--- Begin ---

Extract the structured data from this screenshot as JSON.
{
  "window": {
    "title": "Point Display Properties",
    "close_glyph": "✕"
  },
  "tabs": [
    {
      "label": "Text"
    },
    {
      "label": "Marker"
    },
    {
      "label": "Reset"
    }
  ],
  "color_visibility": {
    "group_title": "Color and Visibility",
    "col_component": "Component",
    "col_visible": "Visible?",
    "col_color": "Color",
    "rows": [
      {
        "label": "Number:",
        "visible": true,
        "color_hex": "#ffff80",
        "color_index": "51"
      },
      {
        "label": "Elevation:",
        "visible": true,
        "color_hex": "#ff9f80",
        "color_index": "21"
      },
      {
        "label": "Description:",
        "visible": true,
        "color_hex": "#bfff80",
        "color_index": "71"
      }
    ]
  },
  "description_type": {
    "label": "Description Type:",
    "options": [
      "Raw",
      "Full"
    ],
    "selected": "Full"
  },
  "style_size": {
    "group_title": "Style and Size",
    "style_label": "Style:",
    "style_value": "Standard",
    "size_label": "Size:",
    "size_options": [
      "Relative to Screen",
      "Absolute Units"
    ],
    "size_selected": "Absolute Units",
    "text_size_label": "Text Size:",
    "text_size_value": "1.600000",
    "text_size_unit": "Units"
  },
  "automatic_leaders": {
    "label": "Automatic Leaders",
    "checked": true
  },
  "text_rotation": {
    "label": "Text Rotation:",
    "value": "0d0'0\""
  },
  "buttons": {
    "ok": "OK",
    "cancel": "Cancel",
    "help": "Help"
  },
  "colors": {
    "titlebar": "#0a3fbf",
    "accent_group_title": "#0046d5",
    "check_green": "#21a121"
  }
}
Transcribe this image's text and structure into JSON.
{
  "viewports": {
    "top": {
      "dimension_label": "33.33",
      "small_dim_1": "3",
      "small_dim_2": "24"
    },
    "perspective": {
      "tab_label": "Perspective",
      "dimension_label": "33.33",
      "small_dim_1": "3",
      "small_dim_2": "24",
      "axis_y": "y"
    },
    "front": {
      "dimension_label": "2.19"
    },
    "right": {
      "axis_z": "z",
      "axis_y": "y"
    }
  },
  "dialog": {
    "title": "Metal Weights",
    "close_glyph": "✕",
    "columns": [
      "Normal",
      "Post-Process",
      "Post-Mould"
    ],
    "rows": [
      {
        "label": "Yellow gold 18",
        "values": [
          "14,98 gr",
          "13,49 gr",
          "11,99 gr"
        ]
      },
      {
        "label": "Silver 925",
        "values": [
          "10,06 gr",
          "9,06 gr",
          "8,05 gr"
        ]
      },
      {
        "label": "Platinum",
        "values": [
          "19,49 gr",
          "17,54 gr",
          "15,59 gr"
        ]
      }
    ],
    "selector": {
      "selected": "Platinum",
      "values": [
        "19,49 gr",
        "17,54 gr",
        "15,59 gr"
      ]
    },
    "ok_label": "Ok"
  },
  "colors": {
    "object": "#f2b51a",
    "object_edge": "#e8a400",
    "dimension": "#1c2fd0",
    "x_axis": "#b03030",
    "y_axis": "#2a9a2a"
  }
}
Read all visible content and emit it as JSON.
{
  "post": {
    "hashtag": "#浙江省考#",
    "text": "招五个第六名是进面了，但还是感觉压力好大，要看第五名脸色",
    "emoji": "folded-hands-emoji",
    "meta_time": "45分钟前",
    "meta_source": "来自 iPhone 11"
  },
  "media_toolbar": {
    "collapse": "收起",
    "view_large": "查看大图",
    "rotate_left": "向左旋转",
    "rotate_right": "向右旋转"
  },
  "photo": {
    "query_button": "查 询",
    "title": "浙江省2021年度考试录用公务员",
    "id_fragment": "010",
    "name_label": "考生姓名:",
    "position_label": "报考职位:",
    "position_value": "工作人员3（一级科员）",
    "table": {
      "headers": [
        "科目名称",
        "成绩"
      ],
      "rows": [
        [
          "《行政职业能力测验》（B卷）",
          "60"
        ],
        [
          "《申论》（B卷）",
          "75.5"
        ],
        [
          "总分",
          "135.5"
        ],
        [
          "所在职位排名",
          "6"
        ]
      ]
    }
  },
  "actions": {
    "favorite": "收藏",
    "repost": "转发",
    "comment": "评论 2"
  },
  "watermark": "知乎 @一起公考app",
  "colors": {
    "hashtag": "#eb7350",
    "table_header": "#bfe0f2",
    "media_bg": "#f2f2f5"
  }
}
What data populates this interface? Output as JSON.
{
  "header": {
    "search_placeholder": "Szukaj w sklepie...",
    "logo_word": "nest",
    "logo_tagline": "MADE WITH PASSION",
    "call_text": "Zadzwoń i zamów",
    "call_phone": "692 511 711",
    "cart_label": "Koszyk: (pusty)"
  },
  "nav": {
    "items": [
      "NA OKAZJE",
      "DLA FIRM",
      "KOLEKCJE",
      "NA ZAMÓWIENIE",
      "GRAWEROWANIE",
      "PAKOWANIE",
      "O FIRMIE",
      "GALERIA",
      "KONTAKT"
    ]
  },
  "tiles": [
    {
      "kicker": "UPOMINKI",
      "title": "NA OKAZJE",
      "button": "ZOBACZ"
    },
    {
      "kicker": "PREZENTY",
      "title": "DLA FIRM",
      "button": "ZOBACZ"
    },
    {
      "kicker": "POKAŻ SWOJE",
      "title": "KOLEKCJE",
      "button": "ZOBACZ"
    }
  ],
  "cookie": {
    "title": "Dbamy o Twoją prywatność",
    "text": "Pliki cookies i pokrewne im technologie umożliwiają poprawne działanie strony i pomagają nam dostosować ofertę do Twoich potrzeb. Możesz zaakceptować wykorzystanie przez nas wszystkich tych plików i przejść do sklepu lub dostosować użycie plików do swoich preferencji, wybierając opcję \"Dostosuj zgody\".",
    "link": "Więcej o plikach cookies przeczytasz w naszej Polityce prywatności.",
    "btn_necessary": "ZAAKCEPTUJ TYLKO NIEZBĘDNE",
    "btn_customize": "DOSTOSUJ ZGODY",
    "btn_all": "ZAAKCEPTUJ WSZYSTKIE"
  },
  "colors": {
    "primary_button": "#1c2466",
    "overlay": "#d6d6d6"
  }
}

--- End ---

Direction
Please output the entries above, every line exactly as it reads.

Answer to this task
Extract the structured data from this screenshot as JSON.
{
  "window": {
    "title": "Point Display Properties",
    "close_glyph": "✕"
  },
  "tabs": [
    {
      "label": "Text"
    },
    {
      "label": "Marker"
    },
    {
      "label": "Reset"
    }
  ],
  "color_visibility": {
    "group_title": "Color and Visibility",
    "col_component": "Component",
    "col_visible": "Visible?",
    "col_color": "Color",
    "rows": [
      {
        "label": "Number:",
        "visible": true,
        "color_hex": "#ffff80",
        "color_index": "51"
      },
      {
        "label": "Elevation:",
        "visible": true,
        "color_hex": "#ff9f80",
        "color_index": "21"
      },
      {
        "label": "Description:",
        "visible": true,
        "color_hex": "#bfff80",
        "color_index": "71"
      }
    ]
  },
  "description_type": {
    "label": "Description Type:",
    "options": [
      "Raw",
      "Full"
    ],
    "selected": "Full"
  },
  "style_size": {
    "group_title": "Style and Size",
    "style_label": "Style:",
    "style_value": "Standard",
    "size_label": "Size:",
    "size_options": [
      "Relative to Screen",
      "Absolute Units"
    ],
    "size_selected": "Absolute Units",
    "text_size_label": "Text Size:",
    "text_size_value": "1.600000",
    "text_size_unit": "Units"
  },
  "automatic_leaders": {
    "label": "Automatic Leaders",
    "checked": true
  },
  "text_rotation": {
    "label": "Text Rotation:",
    "value": "0d0'0\""
  },
  "buttons": {
    "ok": "OK",
    "cancel": "Cancel",
    "help": "Help"
  },
  "colors": {
    "titlebar": "#0a3fbf",
    "accent_group_title": "#0046d5",
    "check_green": "#21a121"
  }
}
Transcribe this image's text and structure into JSON.
{
  "viewports": {
    "top": {
      "dimension_label": "33.33",
      "small_dim_1": "3",
      "small_dim_2": "24"
    },
    "perspective": {
      "tab_label": "Perspective",
      "dimension_label": "33.33",
      "small_dim_1": "3",
      "small_dim_2": "24",
      "axis_y": "y"
    },
    "front": {
      "dimension_label": "2.19"
    },
    "right": {
      "axis_z": "z",
      "axis_y": "y"
    }
  },
  "dialog": {
    "title": "Metal Weights",
    "close_glyph": "✕",
    "columns": [
      "Normal",
      "Post-Process",
      "Post-Mould"
    ],
    "rows": [
      {
        "label": "Yellow gold 18",
        "values": [
          "14,98 gr",
          "13,49 gr",
          "11,99 gr"
        ]
      },
      {
        "label": "Silver 925",
        "values": [
          "10,06 gr",
          "9,06 gr",
          "8,05 gr"
        ]
      },
      {
        "label": "Platinum",
        "values": [
          "19,49 gr",
          "17,54 gr",
          "15,59 gr"
        ]
      }
    ],
    "selector": {
      "selected": "Platinum",
      "values": [
        "19,49 gr",
        "17,54 gr",
        "15,59 gr"
      ]
    },
    "ok_label": "Ok"
  },
  "colors": {
    "object": "#f2b51a",
    "object_edge": "#e8a400",
    "dimension": "#1c2fd0",
    "x_axis": "#b03030",
    "y_axis": "#2a9a2a"
  }
}
Read all visible content and emit it as JSON.
{
  "post": {
    "hashtag": "#浙江省考#",
    "text": "招五个第六名是进面了，但还是感觉压力好大，要看第五名脸色",
    "emoji": "folded-hands-emoji",
    "meta_time": "45分钟前",
    "meta_source": "来自 iPhone 11"
  },
  "media_toolbar": {
    "collapse": "收起",
    "view_large": "查看大图",
    "rotate_left": "向左旋转",
    "rotate_right": "向右旋转"
  },
  "photo": {
    "query_button": "查 询",
    "title": "浙江省2021年度考试录用公务员",
    "id_fragment": "010",
    "name_label": "考生姓名:",
    "position_label": "报考职位:",
    "position_value": "工作人员3（一级科员）",
    "table": {
      "headers": [
        "科目名称",
        "成绩"
      ],
      "rows": [
        [
          "《行政职业能力测验》（B卷）",
          "60"
        ],
        [
          "《申论》（B卷）",
          "75.5"
        ],
        [
          "总分",
          "135.5"
        ],
        [
          "所在职位排名",
          "6"
        ]
      ]
    }
  },
  "actions": {
    "favorite": "收藏",
    "repost": "转发",
    "comment": "评论 2"
  },
  "watermark": "知乎 @一起公考app",
  "colors": {
    "hashtag": "#eb7350",
    "table_header": "#bfe0f2",
    "media_bg": "#f2f2f5"
  }
}
What data populates this interface? Output as JSON.
{
  "header": {
    "search_placeholder": "Szukaj w sklepie...",
    "logo_word": "nest",
    "logo_tagline": "MADE WITH PASSION",
    "call_text": "Zadzwoń i zamów",
    "call_phone": "692 511 711",
    "cart_label": "Koszyk: (pusty)"
  },
  "nav": {
    "items": [
      "NA OKAZJE",
      "DLA FIRM",
      "KOLEKCJE",
      "NA ZAMÓWIENIE",
      "GRAWEROWANIE",
      "PAKOWANIE",
      "O FIRMIE",
      "GALERIA",
      "KONTAKT"
    ]
  },
  "tiles": [
    {
      "kicker": "UPOMINKI",
      "title": "NA OKAZJE",
      "button": "ZOBACZ"
    },
    {
      "kicker": "PREZENTY",
      "title": "DLA FIRM",
      "button": "ZOBACZ"
    },
    {
      "kicker": "POKAŻ SWOJE",
      "title": "KOLEKCJE",
      "button": "ZOBACZ"
    }
  ],
  "cookie": {
    "title": "Dbamy o Twoją prywatność",
    "text": "Pliki cookies i pokrewne im technologie umożliwiają poprawne działanie strony i pomagają nam dostosować ofertę do Twoich potrzeb. Możesz zaakceptować wykorzystanie przez nas wszystkich tych plików i przejść do sklepu lub dostosować użycie plików do swoich preferencji, wybierając opcję \"Dostosuj zgody\".",
    "link": "Więcej o plikach cookies przeczytasz w naszej Polityce prywatności.",
    "btn_necessary": "ZAAKCEPTUJ TYLKO NIEZBĘDNE",
    "btn_customize": "DOSTOSUJ ZGODY",
    "btn_all": "ZAAKCEPTUJ WSZYSTKIE"
  },
  "colors": {
    "primary_button": "#1c2466",
    "overlay": "#d6d6d6"
  }
}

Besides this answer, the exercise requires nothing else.